▶ **Directive**
Copy out the complete listing, word for word.

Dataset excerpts
• • • • • • •
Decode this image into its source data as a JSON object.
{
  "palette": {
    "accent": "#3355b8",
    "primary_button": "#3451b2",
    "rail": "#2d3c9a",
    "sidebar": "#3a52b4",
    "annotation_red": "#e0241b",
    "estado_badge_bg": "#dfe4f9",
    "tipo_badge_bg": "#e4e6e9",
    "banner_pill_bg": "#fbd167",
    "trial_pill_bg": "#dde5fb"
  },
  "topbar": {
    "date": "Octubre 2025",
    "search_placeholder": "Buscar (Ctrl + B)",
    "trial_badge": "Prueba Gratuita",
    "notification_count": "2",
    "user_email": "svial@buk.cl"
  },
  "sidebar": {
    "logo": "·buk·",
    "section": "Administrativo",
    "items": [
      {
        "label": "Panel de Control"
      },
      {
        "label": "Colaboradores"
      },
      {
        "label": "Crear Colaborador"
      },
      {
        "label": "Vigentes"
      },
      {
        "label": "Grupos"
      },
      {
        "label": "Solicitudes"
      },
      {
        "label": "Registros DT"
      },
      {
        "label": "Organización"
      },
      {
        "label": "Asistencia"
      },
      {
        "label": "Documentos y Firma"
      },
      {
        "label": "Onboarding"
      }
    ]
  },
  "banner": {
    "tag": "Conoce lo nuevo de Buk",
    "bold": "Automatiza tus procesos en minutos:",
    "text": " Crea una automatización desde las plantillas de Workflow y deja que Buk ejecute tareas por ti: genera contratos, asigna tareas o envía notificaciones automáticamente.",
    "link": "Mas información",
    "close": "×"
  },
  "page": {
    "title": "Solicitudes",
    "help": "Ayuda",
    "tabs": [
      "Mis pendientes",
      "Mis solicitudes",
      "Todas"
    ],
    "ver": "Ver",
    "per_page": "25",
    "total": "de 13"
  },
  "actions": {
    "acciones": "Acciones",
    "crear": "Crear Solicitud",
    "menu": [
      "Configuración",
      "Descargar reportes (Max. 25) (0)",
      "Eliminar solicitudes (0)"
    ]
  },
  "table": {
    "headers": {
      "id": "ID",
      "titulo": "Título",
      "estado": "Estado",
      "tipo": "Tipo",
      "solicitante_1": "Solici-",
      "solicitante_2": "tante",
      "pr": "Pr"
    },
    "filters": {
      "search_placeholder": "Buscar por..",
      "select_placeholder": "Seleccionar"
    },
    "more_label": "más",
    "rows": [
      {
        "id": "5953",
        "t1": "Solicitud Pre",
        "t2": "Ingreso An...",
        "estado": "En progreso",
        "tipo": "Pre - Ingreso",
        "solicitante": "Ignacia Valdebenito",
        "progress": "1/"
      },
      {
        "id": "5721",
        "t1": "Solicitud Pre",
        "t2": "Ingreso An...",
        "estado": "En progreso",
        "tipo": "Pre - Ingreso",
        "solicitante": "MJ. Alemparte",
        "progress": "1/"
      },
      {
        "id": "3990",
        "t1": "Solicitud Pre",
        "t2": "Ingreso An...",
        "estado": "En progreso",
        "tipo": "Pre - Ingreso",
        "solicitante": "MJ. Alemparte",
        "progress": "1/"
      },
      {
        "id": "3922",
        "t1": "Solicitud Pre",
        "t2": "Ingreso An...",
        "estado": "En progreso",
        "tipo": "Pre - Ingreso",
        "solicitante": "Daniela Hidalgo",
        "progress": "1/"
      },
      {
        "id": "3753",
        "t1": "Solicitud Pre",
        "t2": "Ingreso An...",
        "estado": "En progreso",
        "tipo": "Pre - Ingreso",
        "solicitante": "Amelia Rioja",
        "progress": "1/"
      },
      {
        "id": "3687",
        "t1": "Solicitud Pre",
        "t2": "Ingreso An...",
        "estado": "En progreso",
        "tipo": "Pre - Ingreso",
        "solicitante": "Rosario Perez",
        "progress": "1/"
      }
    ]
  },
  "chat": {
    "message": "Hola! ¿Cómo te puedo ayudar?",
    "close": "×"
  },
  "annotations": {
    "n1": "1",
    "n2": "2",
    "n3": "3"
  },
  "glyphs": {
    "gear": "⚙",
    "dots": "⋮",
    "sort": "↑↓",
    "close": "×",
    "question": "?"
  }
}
• • • • • • •
▶ **Finished task**
Decode this image into its source data as a JSON object.
{
  "palette": {
    "accent": "#3355b8",
    "primary_button": "#3451b2",
    "rail": "#2d3c9a",
    "sidebar": "#3a52b4",
    "annotation_red": "#e0241b",
    "estado_badge_bg": "#dfe4f9",
    "tipo_badge_bg": "#e4e6e9",
    "banner_pill_bg": "#fbd167",
    "trial_pill_bg": "#dde5fb"
  },
  "topbar": {
    "date": "Octubre 2025",
    "search_placeholder": "Buscar (Ctrl + B)",
    "trial_badge": "Prueba Gratuita",
    "notification_count": "2",
    "user_email": "svial@buk.cl"
  },
  "sidebar": {
    "logo": "·buk·",
    "section": "Administrativo",
    "items": [
      {
        "label": "Panel de Control"
      },
      {
        "label": "Colaboradores"
      },
      {
        "label": "Crear Colaborador"
      },
      {
        "label": "Vigentes"
      },
      {
        "label": "Grupos"
      },
      {
        "label": "Solicitudes"
      },
      {
        "label": "Registros DT"
      },
      {
        "label": "Organización"
      },
      {
        "label": "Asistencia"
      },
      {
        "label": "Documentos y Firma"
      },
      {
        "label": "Onboarding"
      }
    ]
  },
  "banner": {
    "tag": "Conoce lo nuevo de Buk",
    "bold": "Automatiza tus procesos en minutos:",
    "text": " Crea una automatización desde las plantillas de Workflow y deja que Buk ejecute tareas por ti: genera contratos, asigna tareas o envía notificaciones automáticamente.",
    "link": "Mas información",
    "close": "×"
  },
  "page": {
    "title": "Solicitudes",
    "help": "Ayuda",
    "tabs": [
      "Mis pendientes",
      "Mis solicitudes",
      "Todas"
    ],
    "ver": "Ver",
    "per_page": "25",
    "total": "de 13"
  },
  "actions": {
    "acciones": "Acciones",
    "crear": "Crear Solicitud",
    "menu": [
      "Configuración",
      "Descargar reportes (Max. 25) (0)",
      "Eliminar solicitudes (0)"
    ]
  },
  "table": {
    "headers": {
      "id": "ID",
      "titulo": "Título",
      "estado": "Estado",
      "tipo": "Tipo",
      "solicitante_1": "Solici-",
      "solicitante_2": "tante",
      "pr": "Pr"
    },
    "filters": {
      "search_placeholder": "Buscar por..",
      "select_placeholder": "Seleccionar"
    },
    "more_label": "más",
    "rows": [
      {
        "id": "5953",
        "t1": "Solicitud Pre",
        "t2": "Ingreso An...",
        "estado": "En progreso",
        "tipo": "Pre - Ingreso",
        "solicitante": "Ignacia Valdebenito",
        "progress": "1/"
      },
      {
        "id": "5721",
        "t1": "Solicitud Pre",
        "t2": "Ingreso An...",
        "estado": "En progreso",
        "tipo": "Pre - Ingreso",
        "solicitante": "MJ. Alemparte",
        "progress": "1/"
      },
      {
        "id": "3990",
        "t1": "Solicitud Pre",
        "t2": "Ingreso An...",
        "estado": "En progreso",
        "tipo": "Pre - Ingreso",
        "solicitante": "MJ. Alemparte",
        "progress": "1/"
      },
      {
        "id": "3922",
        "t1": "Solicitud Pre",
        "t2": "Ingreso An...",
        "estado": "En progreso",
        "tipo": "Pre - Ingreso",
        "solicitante": "Daniela Hidalgo",
        "progress": "1/"
      },
      {
        "id": "3753",
        "t1": "Solicitud Pre",
        "t2": "Ingreso An...",
        "estado": "En progreso",
        "tipo": "Pre - Ingreso",
        "solicitante": "Amelia Rioja",
        "progress": "1/"
      },
      {
        "id": "3687",
        "t1": "Solicitud Pre",
        "t2": "Ingreso An...",
        "estado": "En progreso",
        "tipo": "Pre - Ingreso",
        "solicitante": "Rosario Perez",
        "progress": "1/"
      }
    ]
  },
  "chat": {
    "message": "Hola! ¿Cómo te puedo ayudar?",
    "close": "×"
  },
  "annotations": {
    "n1": "1",
    "n2": "2",
    "n3": "3"
  },
  "glyphs": {
    "gear": "⚙",
    "dots": "⋮",
    "sort": "↑↓",
    "close": "×",
    "question": "?"
  }
}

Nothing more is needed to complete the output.